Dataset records
= = = =

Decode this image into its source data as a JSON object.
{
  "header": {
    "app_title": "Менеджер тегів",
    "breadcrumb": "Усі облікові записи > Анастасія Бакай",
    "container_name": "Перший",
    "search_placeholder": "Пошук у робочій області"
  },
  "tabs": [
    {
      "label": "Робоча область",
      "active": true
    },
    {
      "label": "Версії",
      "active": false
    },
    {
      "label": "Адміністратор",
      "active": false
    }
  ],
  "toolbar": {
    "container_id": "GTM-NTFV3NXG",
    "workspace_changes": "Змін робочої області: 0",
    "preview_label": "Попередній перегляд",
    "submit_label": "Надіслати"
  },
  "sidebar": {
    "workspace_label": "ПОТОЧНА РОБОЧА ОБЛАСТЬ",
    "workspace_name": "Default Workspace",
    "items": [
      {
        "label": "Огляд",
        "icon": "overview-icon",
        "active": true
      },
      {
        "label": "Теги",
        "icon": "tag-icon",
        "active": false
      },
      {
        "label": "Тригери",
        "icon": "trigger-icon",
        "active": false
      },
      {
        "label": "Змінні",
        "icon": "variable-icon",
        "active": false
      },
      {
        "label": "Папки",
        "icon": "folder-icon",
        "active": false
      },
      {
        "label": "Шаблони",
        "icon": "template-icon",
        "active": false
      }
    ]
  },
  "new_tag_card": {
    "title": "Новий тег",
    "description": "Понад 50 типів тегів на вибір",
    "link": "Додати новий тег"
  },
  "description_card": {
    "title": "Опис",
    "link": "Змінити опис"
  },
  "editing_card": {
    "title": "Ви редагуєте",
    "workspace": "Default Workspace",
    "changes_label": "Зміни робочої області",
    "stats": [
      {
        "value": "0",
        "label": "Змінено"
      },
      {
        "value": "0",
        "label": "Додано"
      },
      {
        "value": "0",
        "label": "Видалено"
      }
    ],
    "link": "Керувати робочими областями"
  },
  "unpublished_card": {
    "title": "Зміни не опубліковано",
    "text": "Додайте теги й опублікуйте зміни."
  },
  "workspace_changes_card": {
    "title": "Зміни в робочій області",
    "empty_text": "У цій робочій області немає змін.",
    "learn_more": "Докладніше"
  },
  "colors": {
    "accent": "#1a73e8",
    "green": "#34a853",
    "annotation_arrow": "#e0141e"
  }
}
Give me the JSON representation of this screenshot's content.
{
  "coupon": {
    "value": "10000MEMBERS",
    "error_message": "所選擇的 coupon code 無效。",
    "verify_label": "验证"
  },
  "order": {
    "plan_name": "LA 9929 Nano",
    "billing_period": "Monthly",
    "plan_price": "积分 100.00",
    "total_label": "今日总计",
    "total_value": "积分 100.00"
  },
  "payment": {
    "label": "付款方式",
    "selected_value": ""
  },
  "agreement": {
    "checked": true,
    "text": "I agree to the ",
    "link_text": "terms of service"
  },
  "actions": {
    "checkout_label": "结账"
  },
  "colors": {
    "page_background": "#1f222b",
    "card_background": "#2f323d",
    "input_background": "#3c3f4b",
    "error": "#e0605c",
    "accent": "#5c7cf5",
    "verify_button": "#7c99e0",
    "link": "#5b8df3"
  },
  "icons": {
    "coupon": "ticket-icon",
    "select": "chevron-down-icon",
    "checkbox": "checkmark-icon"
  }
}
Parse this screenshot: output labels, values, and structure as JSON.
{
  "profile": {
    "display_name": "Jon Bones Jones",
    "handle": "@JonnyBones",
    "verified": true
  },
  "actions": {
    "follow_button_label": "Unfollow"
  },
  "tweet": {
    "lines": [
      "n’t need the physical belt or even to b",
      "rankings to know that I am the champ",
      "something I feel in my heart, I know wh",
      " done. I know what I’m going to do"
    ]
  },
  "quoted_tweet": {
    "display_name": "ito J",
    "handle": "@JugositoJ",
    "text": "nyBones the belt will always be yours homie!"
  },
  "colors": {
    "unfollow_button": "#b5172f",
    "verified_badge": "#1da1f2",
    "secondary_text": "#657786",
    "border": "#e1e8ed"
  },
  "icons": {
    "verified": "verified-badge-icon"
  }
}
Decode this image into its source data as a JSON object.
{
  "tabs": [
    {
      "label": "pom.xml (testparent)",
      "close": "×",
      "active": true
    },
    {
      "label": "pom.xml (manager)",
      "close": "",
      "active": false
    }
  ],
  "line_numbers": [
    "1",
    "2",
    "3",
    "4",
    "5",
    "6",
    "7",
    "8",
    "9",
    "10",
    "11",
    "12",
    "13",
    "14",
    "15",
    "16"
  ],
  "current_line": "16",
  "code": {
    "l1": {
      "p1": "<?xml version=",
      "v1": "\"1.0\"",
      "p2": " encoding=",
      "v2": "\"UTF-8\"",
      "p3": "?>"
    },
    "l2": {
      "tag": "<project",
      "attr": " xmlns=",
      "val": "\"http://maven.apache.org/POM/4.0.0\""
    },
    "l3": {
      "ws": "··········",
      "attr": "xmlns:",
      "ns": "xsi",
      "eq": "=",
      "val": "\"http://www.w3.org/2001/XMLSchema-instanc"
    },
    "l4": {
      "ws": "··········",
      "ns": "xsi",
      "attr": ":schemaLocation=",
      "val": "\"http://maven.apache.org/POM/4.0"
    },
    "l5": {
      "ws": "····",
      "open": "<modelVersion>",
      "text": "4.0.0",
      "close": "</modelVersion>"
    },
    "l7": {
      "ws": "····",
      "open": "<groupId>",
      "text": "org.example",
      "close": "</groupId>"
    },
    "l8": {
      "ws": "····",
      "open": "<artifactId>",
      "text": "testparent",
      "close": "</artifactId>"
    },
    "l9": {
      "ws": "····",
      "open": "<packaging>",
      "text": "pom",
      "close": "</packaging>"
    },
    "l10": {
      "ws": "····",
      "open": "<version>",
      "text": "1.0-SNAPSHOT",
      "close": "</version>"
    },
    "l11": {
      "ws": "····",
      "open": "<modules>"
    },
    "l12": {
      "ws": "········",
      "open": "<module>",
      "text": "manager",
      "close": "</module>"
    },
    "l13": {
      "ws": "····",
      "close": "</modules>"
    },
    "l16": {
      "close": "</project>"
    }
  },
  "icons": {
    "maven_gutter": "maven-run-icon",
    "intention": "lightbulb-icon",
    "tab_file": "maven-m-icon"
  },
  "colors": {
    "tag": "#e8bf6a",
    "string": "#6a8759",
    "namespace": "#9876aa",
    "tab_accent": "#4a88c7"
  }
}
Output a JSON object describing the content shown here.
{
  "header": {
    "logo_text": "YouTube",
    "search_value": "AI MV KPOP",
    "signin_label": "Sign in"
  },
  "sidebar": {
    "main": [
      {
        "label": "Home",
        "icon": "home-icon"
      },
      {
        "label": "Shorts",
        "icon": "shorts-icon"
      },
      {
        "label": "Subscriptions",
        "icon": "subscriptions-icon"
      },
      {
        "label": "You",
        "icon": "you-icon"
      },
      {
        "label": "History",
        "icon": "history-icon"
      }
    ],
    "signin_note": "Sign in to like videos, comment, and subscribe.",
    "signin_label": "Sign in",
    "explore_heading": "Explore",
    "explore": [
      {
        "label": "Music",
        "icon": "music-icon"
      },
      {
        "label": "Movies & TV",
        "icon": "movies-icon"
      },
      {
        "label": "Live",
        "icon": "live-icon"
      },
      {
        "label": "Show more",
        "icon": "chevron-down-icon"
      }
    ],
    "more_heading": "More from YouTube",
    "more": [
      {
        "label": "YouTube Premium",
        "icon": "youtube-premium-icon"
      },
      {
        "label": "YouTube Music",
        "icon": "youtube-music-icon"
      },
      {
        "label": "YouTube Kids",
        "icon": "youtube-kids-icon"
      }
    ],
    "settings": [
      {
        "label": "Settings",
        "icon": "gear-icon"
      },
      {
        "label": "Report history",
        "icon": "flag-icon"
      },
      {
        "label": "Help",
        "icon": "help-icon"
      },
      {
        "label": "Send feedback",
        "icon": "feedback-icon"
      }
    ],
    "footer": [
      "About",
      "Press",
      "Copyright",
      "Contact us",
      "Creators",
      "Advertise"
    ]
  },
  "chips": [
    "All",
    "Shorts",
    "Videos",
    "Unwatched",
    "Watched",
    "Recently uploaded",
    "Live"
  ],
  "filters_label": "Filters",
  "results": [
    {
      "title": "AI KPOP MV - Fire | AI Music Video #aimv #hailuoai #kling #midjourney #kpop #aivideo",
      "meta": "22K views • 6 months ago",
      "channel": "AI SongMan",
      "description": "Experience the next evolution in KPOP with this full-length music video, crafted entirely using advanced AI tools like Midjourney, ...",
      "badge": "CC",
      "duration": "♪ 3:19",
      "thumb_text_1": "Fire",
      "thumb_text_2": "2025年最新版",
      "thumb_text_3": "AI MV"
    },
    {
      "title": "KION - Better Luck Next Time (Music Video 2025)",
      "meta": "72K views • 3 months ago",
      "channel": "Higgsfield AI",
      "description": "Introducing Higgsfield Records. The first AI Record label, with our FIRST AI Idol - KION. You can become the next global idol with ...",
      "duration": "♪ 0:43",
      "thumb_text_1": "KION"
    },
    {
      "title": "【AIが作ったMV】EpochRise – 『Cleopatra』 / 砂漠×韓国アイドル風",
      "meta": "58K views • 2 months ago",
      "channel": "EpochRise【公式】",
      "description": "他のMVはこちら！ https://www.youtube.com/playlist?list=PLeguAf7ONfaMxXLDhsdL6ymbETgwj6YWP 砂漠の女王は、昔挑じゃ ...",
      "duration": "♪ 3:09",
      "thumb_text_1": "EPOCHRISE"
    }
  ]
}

= = = =

Work required: Using the material above, report each line where "KION" occurs.

Answer to the problem:
      "title": "KION - Better Luck Next Time (Music Video 2025)",
      "description": "Introducing Higgsfield Records. The first AI Record label, with our FIRST AI Idol - KION. You can become the next global idol with ...",
      "thumb_text_1": "KION"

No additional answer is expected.